> **Exercise goal**: Write out every record in full, exactly as written, please.

> **Extracted records**:
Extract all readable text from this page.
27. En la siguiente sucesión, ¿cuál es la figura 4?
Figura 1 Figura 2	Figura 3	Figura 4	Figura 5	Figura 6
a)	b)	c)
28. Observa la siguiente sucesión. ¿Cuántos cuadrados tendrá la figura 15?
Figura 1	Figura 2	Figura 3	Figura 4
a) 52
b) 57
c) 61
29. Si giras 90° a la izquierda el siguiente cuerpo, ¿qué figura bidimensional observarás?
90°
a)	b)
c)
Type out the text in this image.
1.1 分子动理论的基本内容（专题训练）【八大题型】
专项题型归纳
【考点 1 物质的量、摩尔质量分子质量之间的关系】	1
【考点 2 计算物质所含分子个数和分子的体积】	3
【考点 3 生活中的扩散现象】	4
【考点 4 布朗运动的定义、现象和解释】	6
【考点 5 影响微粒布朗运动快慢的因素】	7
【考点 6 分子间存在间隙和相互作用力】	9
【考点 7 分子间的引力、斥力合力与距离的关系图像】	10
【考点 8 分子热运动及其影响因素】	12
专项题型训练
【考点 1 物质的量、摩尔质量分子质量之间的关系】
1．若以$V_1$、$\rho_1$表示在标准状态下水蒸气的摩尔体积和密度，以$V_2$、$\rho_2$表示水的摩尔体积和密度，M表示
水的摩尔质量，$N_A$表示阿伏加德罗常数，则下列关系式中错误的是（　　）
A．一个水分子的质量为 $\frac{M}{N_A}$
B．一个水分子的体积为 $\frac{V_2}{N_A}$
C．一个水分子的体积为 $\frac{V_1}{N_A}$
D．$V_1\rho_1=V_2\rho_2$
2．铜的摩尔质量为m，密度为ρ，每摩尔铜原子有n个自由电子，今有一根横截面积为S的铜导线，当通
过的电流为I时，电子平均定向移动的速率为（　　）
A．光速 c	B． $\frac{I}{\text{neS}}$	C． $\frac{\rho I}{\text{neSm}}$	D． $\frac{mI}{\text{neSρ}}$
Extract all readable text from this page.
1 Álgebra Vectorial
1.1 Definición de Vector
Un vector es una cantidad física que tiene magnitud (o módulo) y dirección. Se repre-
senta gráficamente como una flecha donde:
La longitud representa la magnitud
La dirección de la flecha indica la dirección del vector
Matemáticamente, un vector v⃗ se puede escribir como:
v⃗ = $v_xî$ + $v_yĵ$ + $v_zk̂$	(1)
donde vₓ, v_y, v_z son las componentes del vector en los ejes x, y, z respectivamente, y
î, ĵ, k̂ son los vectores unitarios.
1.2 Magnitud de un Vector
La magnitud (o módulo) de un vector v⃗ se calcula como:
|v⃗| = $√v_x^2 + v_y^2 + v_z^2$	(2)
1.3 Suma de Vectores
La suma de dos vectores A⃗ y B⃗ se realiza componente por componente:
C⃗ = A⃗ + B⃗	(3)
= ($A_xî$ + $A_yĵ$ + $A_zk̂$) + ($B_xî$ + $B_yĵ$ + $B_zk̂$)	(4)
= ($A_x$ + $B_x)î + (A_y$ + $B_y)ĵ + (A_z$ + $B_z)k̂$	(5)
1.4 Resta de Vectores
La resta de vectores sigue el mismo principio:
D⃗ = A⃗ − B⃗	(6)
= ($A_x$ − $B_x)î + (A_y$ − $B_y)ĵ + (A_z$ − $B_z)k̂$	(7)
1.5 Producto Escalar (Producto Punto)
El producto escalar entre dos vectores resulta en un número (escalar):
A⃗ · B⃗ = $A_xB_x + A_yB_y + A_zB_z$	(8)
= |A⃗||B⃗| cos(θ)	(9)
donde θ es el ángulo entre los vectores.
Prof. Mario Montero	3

> **Exercise result**:
Extract all readable text from this page.
27. En la siguiente sucesión, ¿cuál es la figura 4?
Figura 1 Figura 2	Figura 3	Figura 4	Figura 5	Figura 6
a)	b)	c)
28. Observa la siguiente sucesión. ¿Cuántos cuadrados tendrá la figura 15?
Figura 1	Figura 2	Figura 3	Figura 4
a) 52
b) 57
c) 61
29. Si giras 90° a la izquierda el siguiente cuerpo, ¿qué figura bidimensional observarás?
90°
a)	b)
c)
Type out the text in this image.
1.1 分子动理论的基本内容（专题训练）【八大题型】
专项题型归纳
【考点 1 物质的量、摩尔质量分子质量之间的关系】	1
【考点 2 计算物质所含分子个数和分子的体积】	3
【考点 3 生活中的扩散现象】	4
【考点 4 布朗运动的定义、现象和解释】	6
【考点 5 影响微粒布朗运动快慢的因素】	7
【考点 6 分子间存在间隙和相互作用力】	9
【考点 7 分子间的引力、斥力合力与距离的关系图像】	10
【考点 8 分子热运动及其影响因素】	12
专项题型训练
【考点 1 物质的量、摩尔质量分子质量之间的关系】
1．若以$V_1$、$\rho_1$表示在标准状态下水蒸气的摩尔体积和密度，以$V_2$、$\rho_2$表示水的摩尔体积和密度，M表示
水的摩尔质量，$N_A$表示阿伏加德罗常数，则下列关系式中错误的是（　　）
A．一个水分子的质量为 $\frac{M}{N_A}$
B．一个水分子的体积为 $\frac{V_2}{N_A}$
C．一个水分子的体积为 $\frac{V_1}{N_A}$
D．$V_1\rho_1=V_2\rho_2$
2．铜的摩尔质量为m，密度为ρ，每摩尔铜原子有n个自由电子，今有一根横截面积为S的铜导线，当通
过的电流为I时，电子平均定向移动的速率为（　　）
A．光速 c	B． $\frac{I}{\text{neS}}$	C． $\frac{\rho I}{\text{neSm}}$	D． $\frac{mI}{\text{neSρ}}$
Extract all readable text from this page.
1 Álgebra Vectorial
1.1 Definición de Vector
Un vector es una cantidad física que tiene magnitud (o módulo) y dirección. Se repre-
senta gráficamente como una flecha donde:
La longitud representa la magnitud
La dirección de la flecha indica la dirección del vector
Matemáticamente, un vector v⃗ se puede escribir como:
v⃗ = $v_xî$ + $v_yĵ$ + $v_zk̂$	(1)
donde vₓ, v_y, v_z son las componentes del vector en los ejes x, y, z respectivamente, y
î, ĵ, k̂ son los vectores unitarios.
1.2 Magnitud de un Vector
La magnitud (o módulo) de un vector v⃗ se calcula como:
|v⃗| = $√v_x^2 + v_y^2 + v_z^2$	(2)
1.3 Suma de Vectores
La suma de dos vectores A⃗ y B⃗ se realiza componente por componente:
C⃗ = A⃗ + B⃗	(3)
= ($A_xî$ + $A_yĵ$ + $A_zk̂$) + ($B_xî$ + $B_yĵ$ + $B_zk̂$)	(4)
= ($A_x$ + $B_x)î + (A_y$ + $B_y)ĵ + (A_z$ + $B_z)k̂$	(5)
1.4 Resta de Vectores
La resta de vectores sigue el mismo principio:
D⃗ = A⃗ − B⃗	(6)
= ($A_x$ − $B_x)î + (A_y$ − $B_y)ĵ + (A_z$ − $B_z)k̂$	(7)
1.5 Producto Escalar (Producto Punto)
El producto escalar entre dos vectores resulta en un número (escalar):
A⃗ · B⃗ = $A_xB_x + A_yB_y + A_zB_z$	(8)
= |A⃗||B⃗| cos(θ)	(9)
donde θ es el ángulo entre los vectores.
Prof. Mario Montero	3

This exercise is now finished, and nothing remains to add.